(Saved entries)
--------------------------------------------------
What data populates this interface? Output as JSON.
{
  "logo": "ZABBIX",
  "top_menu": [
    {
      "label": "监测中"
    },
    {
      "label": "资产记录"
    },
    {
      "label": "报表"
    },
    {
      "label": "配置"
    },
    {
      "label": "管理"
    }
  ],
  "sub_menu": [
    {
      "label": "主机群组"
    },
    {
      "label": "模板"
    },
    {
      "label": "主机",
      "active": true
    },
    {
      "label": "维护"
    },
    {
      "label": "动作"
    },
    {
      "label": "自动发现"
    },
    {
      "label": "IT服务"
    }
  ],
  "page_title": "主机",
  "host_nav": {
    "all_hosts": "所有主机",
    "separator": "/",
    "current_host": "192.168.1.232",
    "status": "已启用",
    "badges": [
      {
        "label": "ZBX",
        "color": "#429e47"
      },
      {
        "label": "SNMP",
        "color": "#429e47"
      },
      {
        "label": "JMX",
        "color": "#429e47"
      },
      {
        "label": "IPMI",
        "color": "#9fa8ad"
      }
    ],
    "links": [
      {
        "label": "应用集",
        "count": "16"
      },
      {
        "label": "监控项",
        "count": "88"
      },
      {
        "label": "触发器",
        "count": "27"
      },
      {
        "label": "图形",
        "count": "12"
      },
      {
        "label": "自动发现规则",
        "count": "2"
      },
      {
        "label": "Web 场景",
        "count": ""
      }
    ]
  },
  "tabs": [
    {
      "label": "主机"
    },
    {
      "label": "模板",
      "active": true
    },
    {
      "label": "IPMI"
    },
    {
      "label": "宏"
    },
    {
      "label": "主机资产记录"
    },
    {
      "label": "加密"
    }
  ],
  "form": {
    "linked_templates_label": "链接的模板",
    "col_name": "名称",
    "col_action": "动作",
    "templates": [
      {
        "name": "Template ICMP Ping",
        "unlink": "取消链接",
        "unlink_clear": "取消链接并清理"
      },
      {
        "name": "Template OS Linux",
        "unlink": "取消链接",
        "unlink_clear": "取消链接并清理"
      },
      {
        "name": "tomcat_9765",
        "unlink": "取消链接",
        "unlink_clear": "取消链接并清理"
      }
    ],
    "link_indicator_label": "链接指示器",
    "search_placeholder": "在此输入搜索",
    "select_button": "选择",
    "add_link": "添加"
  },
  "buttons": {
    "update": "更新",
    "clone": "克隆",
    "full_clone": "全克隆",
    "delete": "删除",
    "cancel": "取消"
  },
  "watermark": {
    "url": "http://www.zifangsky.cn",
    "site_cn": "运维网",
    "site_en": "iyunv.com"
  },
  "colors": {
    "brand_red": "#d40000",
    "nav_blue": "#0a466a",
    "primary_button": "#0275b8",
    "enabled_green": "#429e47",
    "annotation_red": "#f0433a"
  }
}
--------------------------------------------------
Repeat the material above in full, exactly as it stands.

● EXERCISE RESPONSE:
What data populates this interface? Output as JSON.
{
  "logo": "ZABBIX",
  "top_menu": [
    {
      "label": "监测中"
    },
    {
      "label": "资产记录"
    },
    {
      "label": "报表"
    },
    {
      "label": "配置"
    },
    {
      "label": "管理"
    }
  ],
  "sub_menu": [
    {
      "label": "主机群组"
    },
    {
      "label": "模板"
    },
    {
      "label": "主机",
      "active": true
    },
    {
      "label": "维护"
    },
    {
      "label": "动作"
    },
    {
      "label": "自动发现"
    },
    {
      "label": "IT服务"
    }
  ],
  "page_title": "主机",
  "host_nav": {
    "all_hosts": "所有主机",
    "separator": "/",
    "current_host": "192.168.1.232",
    "status": "已启用",
    "badges": [
      {
        "label": "ZBX",
        "color": "#429e47"
      },
      {
        "label": "SNMP",
        "color": "#429e47"
      },
      {
        "label": "JMX",
        "color": "#429e47"
      },
      {
        "label": "IPMI",
        "color": "#9fa8ad"
      }
    ],
    "links": [
      {
        "label": "应用集",
        "count": "16"
      },
      {
        "label": "监控项",
        "count": "88"
      },
      {
        "label": "触发器",
        "count": "27"
      },
      {
        "label": "图形",
        "count": "12"
      },
      {
        "label": "自动发现规则",
        "count": "2"
      },
      {
        "label": "Web 场景",
        "count": ""
      }
    ]
  },
  "tabs": [
    {
      "label": "主机"
    },
    {
      "label": "模板",
      "active": true
    },
    {
      "label": "IPMI"
    },
    {
      "label": "宏"
    },
    {
      "label": "主机资产记录"
    },
    {
      "label": "加密"
    }
  ],
  "form": {
    "linked_templates_label": "链接的模板",
    "col_name": "名称",
    "col_action": "动作",
    "templates": [
      {
        "name": "Template ICMP Ping",
        "unlink": "取消链接",
        "unlink_clear": "取消链接并清理"
      },
      {
        "name": "Template OS Linux",
        "unlink": "取消链接",
        "unlink_clear": "取消链接并清理"
      },
      {
        "name": "tomcat_9765",
        "unlink": "取消链接",
        "unlink_clear": "取消链接并清理"
      }
    ],
    "link_indicator_label": "链接指示器",
    "search_placeholder": "在此输入搜索",
    "select_button": "选择",
    "add_link": "添加"
  },
  "buttons": {
    "update": "更新",
    "clone": "克隆",
    "full_clone": "全克隆",
    "delete": "删除",
    "cancel": "取消"
  },
  "watermark": {
    "url": "http://www.zifangsky.cn",
    "site_cn": "运维网",
    "site_en": "iyunv.com"
  },
  "colors": {
    "brand_red": "#d40000",
    "nav_blue": "#0a466a",
    "primary_button": "#0275b8",
    "enabled_green": "#429e47",
    "annotation_red": "#f0433a"
  }
}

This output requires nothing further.